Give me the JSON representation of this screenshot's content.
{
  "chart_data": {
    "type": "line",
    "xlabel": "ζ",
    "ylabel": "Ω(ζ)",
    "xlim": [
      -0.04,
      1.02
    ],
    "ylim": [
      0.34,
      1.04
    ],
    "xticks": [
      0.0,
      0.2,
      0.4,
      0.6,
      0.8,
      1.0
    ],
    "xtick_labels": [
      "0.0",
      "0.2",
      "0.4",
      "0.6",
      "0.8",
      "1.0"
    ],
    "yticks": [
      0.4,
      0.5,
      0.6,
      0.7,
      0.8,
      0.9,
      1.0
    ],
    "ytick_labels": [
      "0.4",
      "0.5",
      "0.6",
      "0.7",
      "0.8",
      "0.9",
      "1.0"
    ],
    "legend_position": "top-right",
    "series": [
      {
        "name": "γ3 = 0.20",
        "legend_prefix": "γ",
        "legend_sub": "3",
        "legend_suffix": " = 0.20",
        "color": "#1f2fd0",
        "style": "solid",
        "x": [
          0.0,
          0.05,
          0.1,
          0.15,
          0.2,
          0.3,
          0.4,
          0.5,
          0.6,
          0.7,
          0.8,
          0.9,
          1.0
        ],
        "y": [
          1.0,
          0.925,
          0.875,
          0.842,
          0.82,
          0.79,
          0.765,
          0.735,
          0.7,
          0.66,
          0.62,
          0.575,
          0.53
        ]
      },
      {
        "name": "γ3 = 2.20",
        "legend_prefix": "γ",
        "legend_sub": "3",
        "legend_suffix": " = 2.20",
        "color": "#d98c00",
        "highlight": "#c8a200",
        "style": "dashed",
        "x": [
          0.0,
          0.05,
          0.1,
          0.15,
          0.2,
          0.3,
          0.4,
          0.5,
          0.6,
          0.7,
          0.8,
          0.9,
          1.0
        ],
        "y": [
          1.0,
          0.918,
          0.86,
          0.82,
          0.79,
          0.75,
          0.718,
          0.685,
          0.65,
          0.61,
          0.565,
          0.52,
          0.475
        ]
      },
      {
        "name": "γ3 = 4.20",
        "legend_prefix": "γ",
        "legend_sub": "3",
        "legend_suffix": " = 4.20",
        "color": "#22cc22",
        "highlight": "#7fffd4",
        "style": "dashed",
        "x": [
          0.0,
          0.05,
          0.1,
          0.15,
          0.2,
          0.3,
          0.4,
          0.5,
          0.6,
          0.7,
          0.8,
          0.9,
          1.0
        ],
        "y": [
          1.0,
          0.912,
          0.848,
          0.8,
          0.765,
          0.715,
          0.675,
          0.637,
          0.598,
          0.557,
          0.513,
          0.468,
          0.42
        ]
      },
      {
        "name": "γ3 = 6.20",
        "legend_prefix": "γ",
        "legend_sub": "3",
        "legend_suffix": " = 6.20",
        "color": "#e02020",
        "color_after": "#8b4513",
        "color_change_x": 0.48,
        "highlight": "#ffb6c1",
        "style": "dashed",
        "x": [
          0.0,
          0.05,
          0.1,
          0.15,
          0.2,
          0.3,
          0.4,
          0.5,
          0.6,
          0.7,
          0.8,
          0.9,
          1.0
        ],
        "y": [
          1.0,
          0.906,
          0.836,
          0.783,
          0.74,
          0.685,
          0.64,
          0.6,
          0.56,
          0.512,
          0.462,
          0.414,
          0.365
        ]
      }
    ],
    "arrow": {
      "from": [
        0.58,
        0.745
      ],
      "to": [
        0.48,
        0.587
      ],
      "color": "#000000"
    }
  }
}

◆ WHAT YOU SHOULD DO
Extract the complete data, matching each line exactly.

◆ ANSWER FOR THIS EXERCISE
Give me the JSON representation of this screenshot's content.
{
  "chart_data": {
    "type": "line",
    "xlabel": "ζ",
    "ylabel": "Ω(ζ)",
    "xlim": [
      -0.04,
      1.02
    ],
    "ylim": [
      0.34,
      1.04
    ],
    "xticks": [
      0.0,
      0.2,
      0.4,
      0.6,
      0.8,
      1.0
    ],
    "xtick_labels": [
      "0.0",
      "0.2",
      "0.4",
      "0.6",
      "0.8",
      "1.0"
    ],
    "yticks": [
      0.4,
      0.5,
      0.6,
      0.7,
      0.8,
      0.9,
      1.0
    ],
    "ytick_labels": [
      "0.4",
      "0.5",
      "0.6",
      "0.7",
      "0.8",
      "0.9",
      "1.0"
    ],
    "legend_position": "top-right",
    "series": [
      {
        "name": "γ3 = 0.20",
        "legend_prefix": "γ",
        "legend_sub": "3",
        "legend_suffix": " = 0.20",
        "color": "#1f2fd0",
        "style": "solid",
        "x": [
          0.0,
          0.05,
          0.1,
          0.15,
          0.2,
          0.3,
          0.4,
          0.5,
          0.6,
          0.7,
          0.8,
          0.9,
          1.0
        ],
        "y": [
          1.0,
          0.925,
          0.875,
          0.842,
          0.82,
          0.79,
          0.765,
          0.735,
          0.7,
          0.66,
          0.62,
          0.575,
          0.53
        ]
      },
      {
        "name": "γ3 = 2.20",
        "legend_prefix": "γ",
        "legend_sub": "3",
        "legend_suffix": " = 2.20",
        "color": "#d98c00",
        "highlight": "#c8a200",
        "style": "dashed",
        "x": [
          0.0,
          0.05,
          0.1,
          0.15,
          0.2,
          0.3,
          0.4,
          0.5,
          0.6,
          0.7,
          0.8,
          0.9,
          1.0
        ],
        "y": [
          1.0,
          0.918,
          0.86,
          0.82,
          0.79,
          0.75,
          0.718,
          0.685,
          0.65,
          0.61,
          0.565,
          0.52,
          0.475
        ]
      },
      {
        "name": "γ3 = 4.20",
        "legend_prefix": "γ",
        "legend_sub": "3",
        "legend_suffix": " = 4.20",
        "color": "#22cc22",
        "highlight": "#7fffd4",
        "style": "dashed",
        "x": [
          0.0,
          0.05,
          0.1,
          0.15,
          0.2,
          0.3,
          0.4,
          0.5,
          0.6,
          0.7,
          0.8,
          0.9,
          1.0
        ],
        "y": [
          1.0,
          0.912,
          0.848,
          0.8,
          0.765,
          0.715,
          0.675,
          0.637,
          0.598,
          0.557,
          0.513,
          0.468,
          0.42
        ]
      },
      {
        "name": "γ3 = 6.20",
        "legend_prefix": "γ",
        "legend_sub": "3",
        "legend_suffix": " = 6.20",
        "color": "#e02020",
        "color_after": "#8b4513",
        "color_change_x": 0.48,
        "highlight": "#ffb6c1",
        "style": "dashed",
        "x": [
          0.0,
          0.05,
          0.1,
          0.15,
          0.2,
          0.3,
          0.4,
          0.5,
          0.6,
          0.7,
          0.8,
          0.9,
          1.0
        ],
        "y": [
          1.0,
          0.906,
          0.836,
          0.783,
          0.74,
          0.685,
          0.64,
          0.6,
          0.56,
          0.512,
          0.462,
          0.414,
          0.365
        ]
      }
    ],
    "arrow": {
      "from": [
        0.58,
        0.745
      ],
      "to": [
        0.48,
        0.587
      ],
      "color": "#000000"
    }
  }
}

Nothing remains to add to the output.